■ INSTRUCTIONS TO FOLLOW ■
Identify the lines that contain the word "Ctrl" and copy each one.
── STORED RECORDS
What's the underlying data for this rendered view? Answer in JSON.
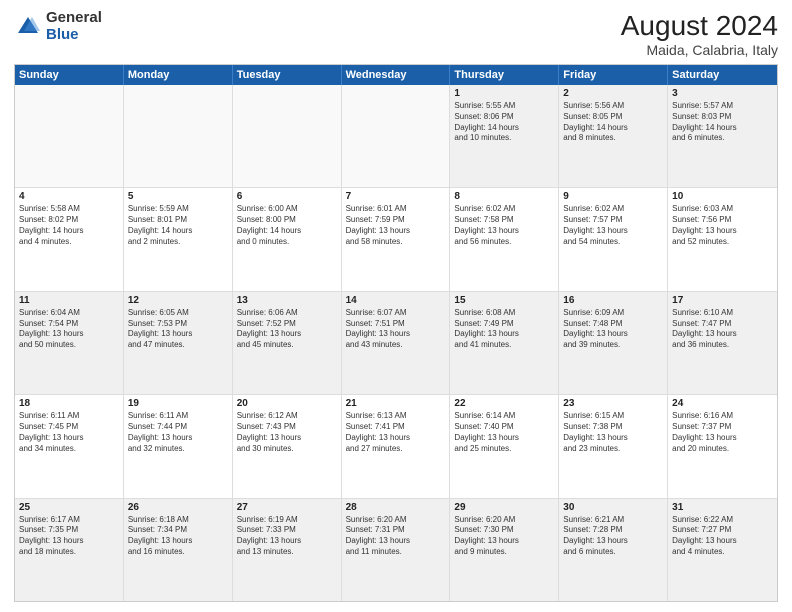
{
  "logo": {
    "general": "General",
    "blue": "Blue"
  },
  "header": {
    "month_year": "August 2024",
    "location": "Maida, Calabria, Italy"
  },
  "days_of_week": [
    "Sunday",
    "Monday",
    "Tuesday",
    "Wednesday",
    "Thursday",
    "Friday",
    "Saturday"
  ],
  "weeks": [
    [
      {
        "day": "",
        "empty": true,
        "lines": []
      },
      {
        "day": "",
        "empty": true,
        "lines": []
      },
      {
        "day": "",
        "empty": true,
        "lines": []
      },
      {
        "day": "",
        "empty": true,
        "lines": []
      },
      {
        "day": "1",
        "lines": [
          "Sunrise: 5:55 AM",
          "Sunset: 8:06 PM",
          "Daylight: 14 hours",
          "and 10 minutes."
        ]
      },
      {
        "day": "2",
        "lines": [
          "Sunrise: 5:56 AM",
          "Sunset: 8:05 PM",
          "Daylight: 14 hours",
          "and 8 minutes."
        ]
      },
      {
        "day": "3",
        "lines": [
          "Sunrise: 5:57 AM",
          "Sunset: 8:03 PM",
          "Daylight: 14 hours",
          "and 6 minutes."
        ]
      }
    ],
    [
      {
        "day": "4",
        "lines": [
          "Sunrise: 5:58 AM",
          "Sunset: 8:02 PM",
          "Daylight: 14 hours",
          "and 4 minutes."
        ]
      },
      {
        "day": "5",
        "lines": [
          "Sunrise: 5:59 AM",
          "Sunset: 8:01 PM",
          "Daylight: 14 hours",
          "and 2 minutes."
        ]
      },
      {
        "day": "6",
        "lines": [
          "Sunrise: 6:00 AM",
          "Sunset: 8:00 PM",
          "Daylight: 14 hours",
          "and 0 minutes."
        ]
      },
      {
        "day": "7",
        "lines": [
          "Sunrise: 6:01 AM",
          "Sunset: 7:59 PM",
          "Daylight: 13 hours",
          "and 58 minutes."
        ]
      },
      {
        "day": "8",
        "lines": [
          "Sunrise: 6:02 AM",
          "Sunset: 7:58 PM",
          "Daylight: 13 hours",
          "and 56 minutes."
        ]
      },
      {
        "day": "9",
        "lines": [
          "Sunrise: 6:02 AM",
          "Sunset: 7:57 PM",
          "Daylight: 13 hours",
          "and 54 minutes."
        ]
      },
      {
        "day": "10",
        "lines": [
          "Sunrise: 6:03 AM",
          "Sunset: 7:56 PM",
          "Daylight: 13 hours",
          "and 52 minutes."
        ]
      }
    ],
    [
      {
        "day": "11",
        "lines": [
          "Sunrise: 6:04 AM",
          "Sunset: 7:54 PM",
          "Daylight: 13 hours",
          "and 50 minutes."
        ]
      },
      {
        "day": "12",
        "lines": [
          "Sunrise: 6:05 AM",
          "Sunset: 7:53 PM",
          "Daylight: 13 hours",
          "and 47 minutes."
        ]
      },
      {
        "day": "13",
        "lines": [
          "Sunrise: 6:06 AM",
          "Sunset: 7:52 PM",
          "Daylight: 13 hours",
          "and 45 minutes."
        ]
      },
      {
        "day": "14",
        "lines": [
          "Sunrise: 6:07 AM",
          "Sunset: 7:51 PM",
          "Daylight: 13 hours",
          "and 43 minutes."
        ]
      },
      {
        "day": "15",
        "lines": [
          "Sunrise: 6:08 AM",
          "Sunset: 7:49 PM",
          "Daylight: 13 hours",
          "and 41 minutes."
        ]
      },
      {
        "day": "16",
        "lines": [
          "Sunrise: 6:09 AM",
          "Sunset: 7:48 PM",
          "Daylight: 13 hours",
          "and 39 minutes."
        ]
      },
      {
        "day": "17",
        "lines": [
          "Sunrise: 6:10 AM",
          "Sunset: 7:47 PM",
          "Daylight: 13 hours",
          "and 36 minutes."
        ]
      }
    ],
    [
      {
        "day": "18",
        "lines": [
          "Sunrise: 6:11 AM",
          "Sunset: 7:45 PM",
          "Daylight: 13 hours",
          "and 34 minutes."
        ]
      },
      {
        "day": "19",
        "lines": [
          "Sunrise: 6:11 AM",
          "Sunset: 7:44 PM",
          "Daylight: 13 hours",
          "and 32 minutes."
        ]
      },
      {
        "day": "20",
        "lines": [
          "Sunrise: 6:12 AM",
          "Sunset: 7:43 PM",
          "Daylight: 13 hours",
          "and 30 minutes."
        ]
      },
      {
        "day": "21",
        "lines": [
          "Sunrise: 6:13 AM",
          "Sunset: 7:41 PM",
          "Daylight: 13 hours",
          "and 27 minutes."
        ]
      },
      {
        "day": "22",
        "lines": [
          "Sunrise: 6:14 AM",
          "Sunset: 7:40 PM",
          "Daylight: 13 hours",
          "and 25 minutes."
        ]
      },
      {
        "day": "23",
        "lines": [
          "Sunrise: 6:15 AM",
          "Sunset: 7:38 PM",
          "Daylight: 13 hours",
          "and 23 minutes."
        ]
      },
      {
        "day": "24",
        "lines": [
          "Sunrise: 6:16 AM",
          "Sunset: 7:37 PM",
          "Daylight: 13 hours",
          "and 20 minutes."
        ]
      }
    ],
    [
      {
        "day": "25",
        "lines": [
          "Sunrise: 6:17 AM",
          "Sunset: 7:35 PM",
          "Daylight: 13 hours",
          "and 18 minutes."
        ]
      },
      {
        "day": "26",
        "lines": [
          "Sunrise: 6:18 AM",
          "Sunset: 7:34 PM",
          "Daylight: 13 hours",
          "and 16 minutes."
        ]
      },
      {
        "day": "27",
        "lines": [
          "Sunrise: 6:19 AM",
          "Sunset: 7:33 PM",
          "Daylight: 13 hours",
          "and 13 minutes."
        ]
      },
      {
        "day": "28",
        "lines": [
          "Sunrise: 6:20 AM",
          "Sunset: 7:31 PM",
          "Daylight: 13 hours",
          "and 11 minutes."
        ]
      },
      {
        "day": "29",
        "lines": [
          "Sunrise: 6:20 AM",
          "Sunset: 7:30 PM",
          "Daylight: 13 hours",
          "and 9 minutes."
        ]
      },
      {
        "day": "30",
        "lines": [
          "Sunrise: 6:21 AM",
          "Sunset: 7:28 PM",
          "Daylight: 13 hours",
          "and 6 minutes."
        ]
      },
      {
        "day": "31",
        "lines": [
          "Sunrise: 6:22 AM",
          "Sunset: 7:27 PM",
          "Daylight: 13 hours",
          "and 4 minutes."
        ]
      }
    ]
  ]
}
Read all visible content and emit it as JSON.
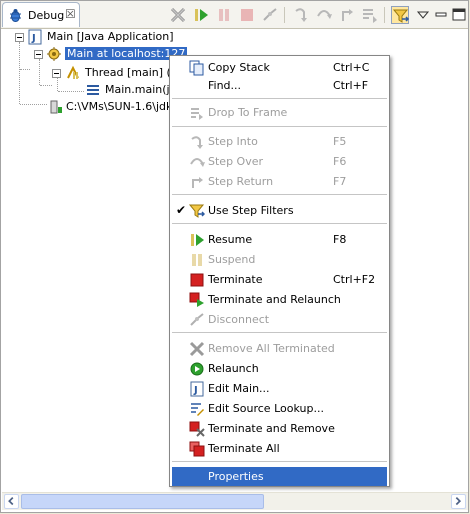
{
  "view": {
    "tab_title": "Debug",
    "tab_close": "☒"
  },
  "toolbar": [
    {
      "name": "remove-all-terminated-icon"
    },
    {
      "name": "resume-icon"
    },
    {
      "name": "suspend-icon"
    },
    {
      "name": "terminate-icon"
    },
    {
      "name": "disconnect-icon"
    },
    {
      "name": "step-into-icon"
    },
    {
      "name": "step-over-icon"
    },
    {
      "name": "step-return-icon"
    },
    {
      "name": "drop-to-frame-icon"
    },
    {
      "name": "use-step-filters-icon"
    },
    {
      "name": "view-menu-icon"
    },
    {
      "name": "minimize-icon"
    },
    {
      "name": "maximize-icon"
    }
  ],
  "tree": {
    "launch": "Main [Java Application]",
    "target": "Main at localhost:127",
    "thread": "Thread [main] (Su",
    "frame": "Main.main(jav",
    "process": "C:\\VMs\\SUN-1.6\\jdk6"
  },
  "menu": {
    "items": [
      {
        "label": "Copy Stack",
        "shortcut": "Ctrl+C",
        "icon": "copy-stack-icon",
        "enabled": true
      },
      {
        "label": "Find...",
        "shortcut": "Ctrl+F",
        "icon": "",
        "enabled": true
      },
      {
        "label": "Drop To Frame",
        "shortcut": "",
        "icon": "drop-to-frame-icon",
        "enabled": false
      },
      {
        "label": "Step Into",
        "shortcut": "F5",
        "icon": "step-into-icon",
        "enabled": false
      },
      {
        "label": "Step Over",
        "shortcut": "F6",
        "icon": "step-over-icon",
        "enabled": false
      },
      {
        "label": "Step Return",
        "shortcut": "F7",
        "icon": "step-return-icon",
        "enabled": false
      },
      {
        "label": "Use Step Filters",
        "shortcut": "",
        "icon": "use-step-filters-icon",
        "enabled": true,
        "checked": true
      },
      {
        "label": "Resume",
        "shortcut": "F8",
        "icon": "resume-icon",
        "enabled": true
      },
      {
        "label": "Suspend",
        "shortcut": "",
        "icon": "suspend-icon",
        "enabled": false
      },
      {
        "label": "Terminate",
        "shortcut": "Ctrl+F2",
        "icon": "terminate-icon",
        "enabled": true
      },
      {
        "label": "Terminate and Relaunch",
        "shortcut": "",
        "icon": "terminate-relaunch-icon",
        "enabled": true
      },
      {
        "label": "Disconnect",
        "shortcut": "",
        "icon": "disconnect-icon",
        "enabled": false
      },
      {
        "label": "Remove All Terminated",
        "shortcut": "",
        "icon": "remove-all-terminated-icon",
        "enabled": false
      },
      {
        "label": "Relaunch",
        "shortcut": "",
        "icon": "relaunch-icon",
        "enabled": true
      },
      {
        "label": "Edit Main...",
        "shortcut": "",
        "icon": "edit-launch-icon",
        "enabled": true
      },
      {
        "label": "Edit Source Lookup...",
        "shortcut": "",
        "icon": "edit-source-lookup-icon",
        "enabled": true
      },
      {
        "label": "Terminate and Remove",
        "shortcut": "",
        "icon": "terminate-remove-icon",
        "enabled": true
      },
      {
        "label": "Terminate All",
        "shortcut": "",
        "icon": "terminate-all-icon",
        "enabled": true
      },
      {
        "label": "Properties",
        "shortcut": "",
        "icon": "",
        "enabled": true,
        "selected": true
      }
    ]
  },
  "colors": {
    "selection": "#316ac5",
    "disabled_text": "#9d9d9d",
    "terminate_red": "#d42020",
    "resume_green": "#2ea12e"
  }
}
────
■ EXERCISE ANSWER ■
        "shortcut": "Ctrl+C",
        "shortcut": "Ctrl+F",
        "shortcut": "Ctrl+F2",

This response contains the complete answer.